## begin Data lines

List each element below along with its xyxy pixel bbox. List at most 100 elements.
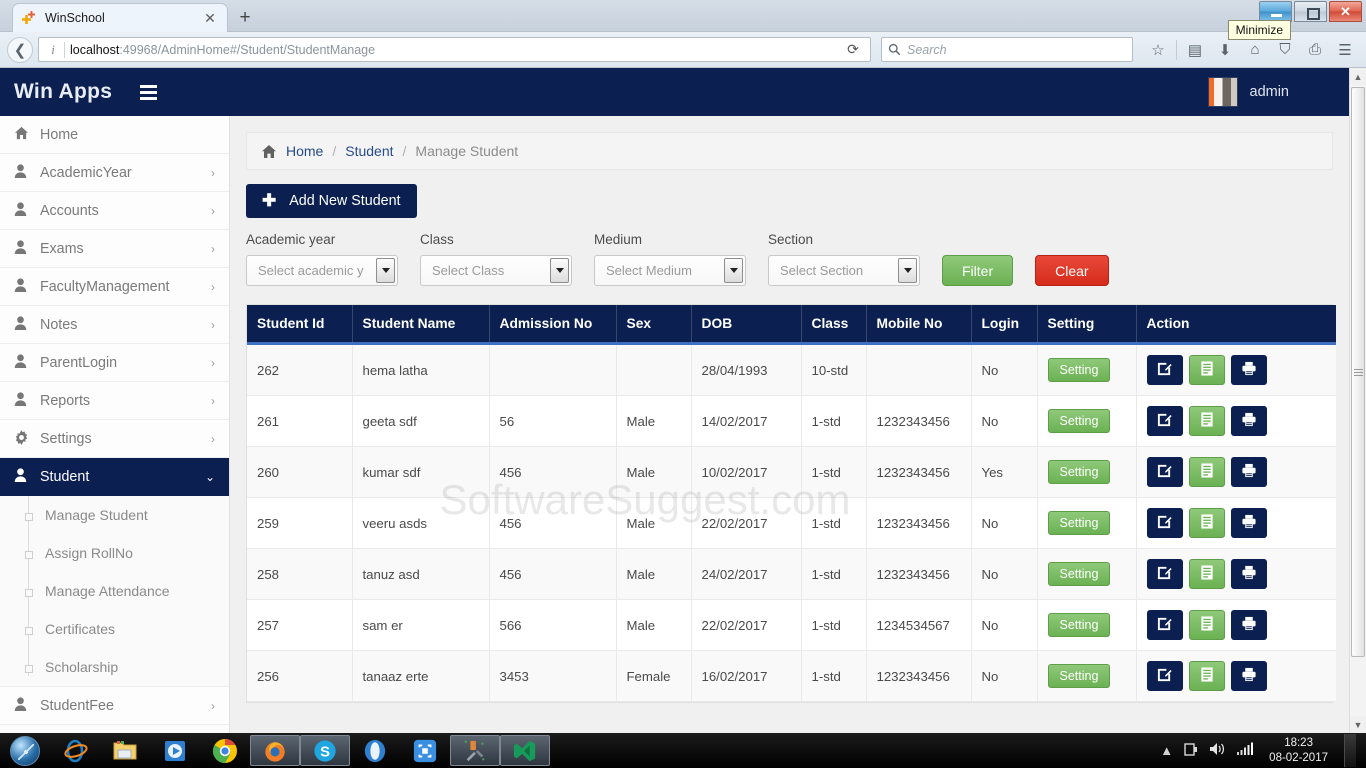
tray-expand-icon[interactable]: ▲: [1160, 743, 1173, 758]
filter-select-section[interactable]: Select Section: [768, 255, 920, 286]
taskbar-firefox-icon[interactable]: [250, 735, 300, 766]
edit-button[interactable]: [1146, 457, 1183, 487]
setting-button[interactable]: Setting: [1047, 664, 1111, 688]
downloads-icon[interactable]: ⬇: [1211, 37, 1239, 63]
taskbar-file-explorer-icon[interactable]: [100, 734, 150, 767]
tray-volume-icon[interactable]: [1209, 741, 1226, 760]
print-button[interactable]: [1230, 508, 1267, 538]
edit-button[interactable]: [1146, 406, 1183, 436]
taskbar-tools-icon[interactable]: [450, 735, 500, 766]
taskbar-visual-studio-icon[interactable]: [500, 735, 550, 766]
web-page: Win Apps admin Home AcademicYear › Accounts…: [0, 68, 1349, 733]
edit-button[interactable]: [1146, 508, 1183, 538]
sidebar-item-parentlogin[interactable]: ParentLogin ›: [0, 344, 229, 382]
tray-network-icon[interactable]: [1236, 742, 1254, 759]
tray-plug-icon[interactable]: [1183, 741, 1199, 760]
chevron-down-icon[interactable]: [376, 258, 395, 283]
scrollbar-thumb[interactable]: [1351, 87, 1365, 657]
filter-select-class[interactable]: Select Class: [420, 255, 572, 286]
filter-bar: Academic year Select academic y Class Selec…: [246, 232, 1333, 286]
sidebar-item-academicyear[interactable]: AcademicYear ›: [0, 154, 229, 192]
edit-button[interactable]: [1146, 610, 1183, 640]
print-button[interactable]: [1230, 559, 1267, 589]
search-bar[interactable]: Search: [881, 37, 1133, 62]
print-button[interactable]: [1230, 355, 1267, 385]
edit-button[interactable]: [1146, 661, 1183, 691]
print-button[interactable]: [1230, 610, 1267, 640]
list-button[interactable]: [1188, 661, 1225, 691]
sidebar-item-accounts[interactable]: Accounts ›: [0, 192, 229, 230]
taskbar-media-player-icon[interactable]: [150, 734, 200, 767]
chevron-down-icon[interactable]: [724, 258, 743, 283]
sidebar-item-settings[interactable]: Settings ›: [0, 420, 229, 458]
taskbar-screenshot-tool-icon[interactable]: [400, 734, 450, 767]
list-button[interactable]: [1188, 457, 1225, 487]
sidebar-item-exams[interactable]: Exams ›: [0, 230, 229, 268]
start-button[interactable]: [0, 734, 50, 767]
chevron-down-icon[interactable]: [550, 258, 569, 283]
filter-select-academic-year[interactable]: Select academic y: [246, 255, 398, 286]
chevron-down-icon[interactable]: [898, 258, 917, 283]
maximize-button[interactable]: [1294, 1, 1327, 22]
sidebar-item-studentfee[interactable]: StudentFee ›: [0, 687, 229, 725]
show-desktop-button[interactable]: [1344, 734, 1356, 767]
breadcrumb-student-link[interactable]: Student: [345, 143, 393, 159]
back-button-icon[interactable]: ❮: [7, 36, 33, 63]
bookmark-star-icon[interactable]: ☆: [1144, 37, 1172, 63]
list-button[interactable]: [1188, 610, 1225, 640]
setting-button[interactable]: Setting: [1047, 562, 1111, 586]
address-bar[interactable]: i localhost:49968/AdminHome#/Student/Stu…: [38, 37, 871, 62]
page-scrollbar[interactable]: ▲ ▼: [1349, 68, 1366, 733]
taskbar-internet-explorer-icon[interactable]: [50, 734, 100, 767]
list-button[interactable]: [1188, 406, 1225, 436]
page-info-icon[interactable]: i: [43, 42, 63, 58]
browser-tab-winschool[interactable]: WinSchool ✕: [12, 3, 228, 32]
edit-button[interactable]: [1146, 355, 1183, 385]
pocket-icon[interactable]: ⛉: [1271, 37, 1299, 63]
print-button[interactable]: [1230, 406, 1267, 436]
taskbar-opera-icon[interactable]: [350, 734, 400, 767]
print-button[interactable]: [1230, 457, 1267, 487]
browser-menu-icon[interactable]: ☰: [1331, 37, 1359, 63]
new-tab-button[interactable]: +: [232, 6, 258, 30]
minimize-button[interactable]: [1259, 1, 1292, 22]
sidebar-subitem-assign-rollno[interactable]: Assign RollNo: [0, 534, 229, 572]
sidebar-item-home[interactable]: Home: [0, 116, 229, 154]
taskbar-clock[interactable]: 18:23 08-02-2017: [1263, 736, 1334, 766]
sidebar-subitem-manage-student[interactable]: Manage Student: [0, 496, 229, 534]
filter-button[interactable]: Filter: [942, 255, 1014, 286]
setting-button[interactable]: Setting: [1047, 613, 1111, 637]
sidebar-item-student[interactable]: Student ⌄: [0, 458, 229, 496]
library-icon[interactable]: ▤: [1181, 37, 1209, 63]
sidebar-item-notes[interactable]: Notes ›: [0, 306, 229, 344]
setting-button[interactable]: Setting: [1047, 409, 1111, 433]
list-button[interactable]: [1188, 355, 1225, 385]
list-button[interactable]: [1188, 508, 1225, 538]
clear-button[interactable]: Clear: [1035, 255, 1109, 286]
sidebar-item-facultymanagement[interactable]: FacultyManagement ›: [0, 268, 229, 306]
taskbar-skype-icon[interactable]: S: [300, 735, 350, 766]
close-window-button[interactable]: [1329, 1, 1362, 22]
sidebar-toggle-icon[interactable]: [140, 84, 158, 100]
scroll-up-arrow[interactable]: ▲: [1350, 68, 1366, 85]
list-button[interactable]: [1188, 559, 1225, 589]
setting-button[interactable]: Setting: [1047, 460, 1111, 484]
scroll-down-arrow[interactable]: ▼: [1350, 716, 1366, 733]
taskbar-chrome-icon[interactable]: [200, 734, 250, 767]
print-button[interactable]: [1230, 661, 1267, 691]
breadcrumb-home-link[interactable]: Home: [286, 143, 323, 159]
sidebar-item-reports[interactable]: Reports ›: [0, 382, 229, 420]
reload-icon[interactable]: ⟳: [840, 41, 866, 58]
sidebar-subitem-scholarship[interactable]: Scholarship: [0, 648, 229, 686]
sidebar-subitem-manage-attendance[interactable]: Manage Attendance: [0, 572, 229, 610]
user-menu[interactable]: admin: [1207, 77, 1350, 107]
setting-button[interactable]: Setting: [1047, 511, 1111, 535]
add-new-student-button[interactable]: ✚ Add New Student: [246, 184, 417, 218]
close-tab-icon[interactable]: ✕: [201, 11, 219, 25]
edit-button[interactable]: [1146, 559, 1183, 589]
sidebar-subitem-certificates[interactable]: Certificates: [0, 610, 229, 648]
print-icon[interactable]: ⎙: [1301, 37, 1329, 63]
home-icon[interactable]: ⌂: [1241, 37, 1269, 63]
filter-select-medium[interactable]: Select Medium: [594, 255, 746, 286]
setting-button[interactable]: Setting: [1047, 358, 1111, 382]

## end Data lines

• **Short task**
Repeat all of the material above word for word, omitting the pictures from your answer.

• **Answer for the task**
List each element below along with its xyxy pixel bbox. List at most 100 elements.
tray-expand-icon[interactable]: ▲: [1160, 743, 1173, 758]
filter-select-section[interactable]: Select Section: [768, 255, 920, 286]
taskbar-firefox-icon[interactable]: [250, 735, 300, 766]
edit-button[interactable]: [1146, 457, 1183, 487]
setting-button[interactable]: Setting: [1047, 664, 1111, 688]
downloads-icon[interactable]: ⬇: [1211, 37, 1239, 63]
taskbar-file-explorer-icon[interactable]: [100, 734, 150, 767]
tray-volume-icon[interactable]: [1209, 741, 1226, 760]
print-button[interactable]: [1230, 508, 1267, 538]
edit-button[interactable]: [1146, 406, 1183, 436]
taskbar-tools-icon[interactable]: [450, 735, 500, 766]
taskbar-visual-studio-icon[interactable]: [500, 735, 550, 766]
web-page: Win Apps admin Home AcademicYear › Accounts…: [0, 68, 1349, 733]
edit-button[interactable]: [1146, 508, 1183, 538]
sidebar-item-parentlogin[interactable]: ParentLogin ›: [0, 344, 229, 382]
tray-network-icon[interactable]: [1236, 742, 1254, 759]
tray-plug-icon[interactable]: [1183, 741, 1199, 760]
chevron-down-icon[interactable]: [376, 258, 395, 283]
scrollbar-thumb[interactable]: [1351, 87, 1365, 657]
filter-select-class[interactable]: Select Class: [420, 255, 572, 286]
filter-bar: Academic year Select academic y Class Selec…: [246, 232, 1333, 286]
sidebar-item-academicyear[interactable]: AcademicYear ›: [0, 154, 229, 192]
edit-button[interactable]: [1146, 610, 1183, 640]
print-button[interactable]: [1230, 559, 1267, 589]
search-bar[interactable]: Search: [881, 37, 1133, 62]
print-button[interactable]: [1230, 355, 1267, 385]
edit-button[interactable]: [1146, 661, 1183, 691]
print-button[interactable]: [1230, 610, 1267, 640]
list-button[interactable]: [1188, 661, 1225, 691]
sidebar-item-accounts[interactable]: Accounts ›: [0, 192, 229, 230]
taskbar-media-player-icon[interactable]: [150, 734, 200, 767]
chevron-down-icon[interactable]: [724, 258, 743, 283]
sidebar-item-settings[interactable]: Settings ›: [0, 420, 229, 458]
taskbar-screenshot-tool-icon[interactable]: [400, 734, 450, 767]
list-button[interactable]: [1188, 457, 1225, 487]
sidebar-item-exams[interactable]: Exams ›: [0, 230, 229, 268]
start-button[interactable]: [0, 734, 50, 767]
chevron-down-icon[interactable]: [550, 258, 569, 283]
filter-select-academic-year[interactable]: Select academic y: [246, 255, 398, 286]
chevron-down-icon[interactable]: [898, 258, 917, 283]
maximize-button[interactable]: [1294, 1, 1327, 22]
sidebar-item-studentfee[interactable]: StudentFee ›: [0, 687, 229, 725]
show-desktop-button[interactable]: [1344, 734, 1356, 767]
breadcrumb-student-link[interactable]: Student: [345, 143, 393, 159]
back-button-icon[interactable]: ❮: [7, 36, 33, 63]
bookmark-star-icon[interactable]: ☆: [1144, 37, 1172, 63]
list-button[interactable]: [1188, 610, 1225, 640]
setting-button[interactable]: Setting: [1047, 562, 1111, 586]
address-bar[interactable]: i localhost:49968/AdminHome#/Student/Stu…: [38, 37, 871, 62]
page-scrollbar[interactable]: ▲ ▼: [1349, 68, 1366, 733]
taskbar-internet-explorer-icon[interactable]: [50, 734, 100, 767]
list-button[interactable]: [1188, 406, 1225, 436]
page-info-icon[interactable]: i: [43, 42, 63, 58]
browser-tab-winschool[interactable]: WinSchool ✕: [12, 3, 228, 32]
edit-button[interactable]: [1146, 355, 1183, 385]
pocket-icon[interactable]: ⛉: [1271, 37, 1299, 63]
print-button[interactable]: [1230, 406, 1267, 436]
taskbar-opera-icon[interactable]: [350, 734, 400, 767]
print-button[interactable]: [1230, 457, 1267, 487]
browser-menu-icon[interactable]: ☰: [1331, 37, 1359, 63]
new-tab-button[interactable]: +: [232, 6, 258, 30]
minimize-button[interactable]: [1259, 1, 1292, 22]
sidebar-subitem-assign-rollno[interactable]: Assign RollNo: [0, 534, 229, 572]
sidebar-item-home[interactable]: Home: [0, 116, 229, 154]
taskbar-clock[interactable]: 18:23 08-02-2017: [1263, 736, 1334, 766]
sidebar-subitem-manage-student[interactable]: Manage Student: [0, 496, 229, 534]
filter-button[interactable]: Filter: [942, 255, 1014, 286]
setting-button[interactable]: Setting: [1047, 613, 1111, 637]
sidebar-item-student[interactable]: Student ⌄: [0, 458, 229, 496]
library-icon[interactable]: ▤: [1181, 37, 1209, 63]
sidebar-item-notes[interactable]: Notes ›: [0, 306, 229, 344]
setting-button[interactable]: Setting: [1047, 409, 1111, 433]
list-button[interactable]: [1188, 355, 1225, 385]
list-button[interactable]: [1188, 508, 1225, 538]
clear-button[interactable]: Clear: [1035, 255, 1109, 286]
sidebar-item-facultymanagement[interactable]: FacultyManagement ›: [0, 268, 229, 306]
taskbar-skype-icon[interactable]: S: [300, 735, 350, 766]
close-window-button[interactable]: [1329, 1, 1362, 22]
sidebar-toggle-icon[interactable]: [140, 84, 158, 100]
scroll-up-arrow[interactable]: ▲: [1350, 68, 1366, 85]
list-button[interactable]: [1188, 559, 1225, 589]
setting-button[interactable]: Setting: [1047, 460, 1111, 484]
scroll-down-arrow[interactable]: ▼: [1350, 716, 1366, 733]
taskbar-chrome-icon[interactable]: [200, 734, 250, 767]
print-button[interactable]: [1230, 661, 1267, 691]
breadcrumb-home-link[interactable]: Home: [286, 143, 323, 159]
sidebar-item-reports[interactable]: Reports ›: [0, 382, 229, 420]
reload-icon[interactable]: ⟳: [840, 41, 866, 58]
sidebar-subitem-scholarship[interactable]: Scholarship: [0, 648, 229, 686]
sidebar-subitem-manage-attendance[interactable]: Manage Attendance: [0, 572, 229, 610]
user-menu[interactable]: admin: [1207, 77, 1350, 107]
setting-button[interactable]: Setting: [1047, 511, 1111, 535]
add-new-student-button[interactable]: ✚ Add New Student: [246, 184, 417, 218]
close-tab-icon[interactable]: ✕: [201, 11, 219, 25]
edit-button[interactable]: [1146, 559, 1183, 589]
sidebar-subitem-certificates[interactable]: Certificates: [0, 610, 229, 648]
print-icon[interactable]: ⎙: [1301, 37, 1329, 63]
home-icon[interactable]: ⌂: [1241, 37, 1269, 63]
filter-select-medium[interactable]: Select Medium: [594, 255, 746, 286]
setting-button[interactable]: Setting: [1047, 358, 1111, 382]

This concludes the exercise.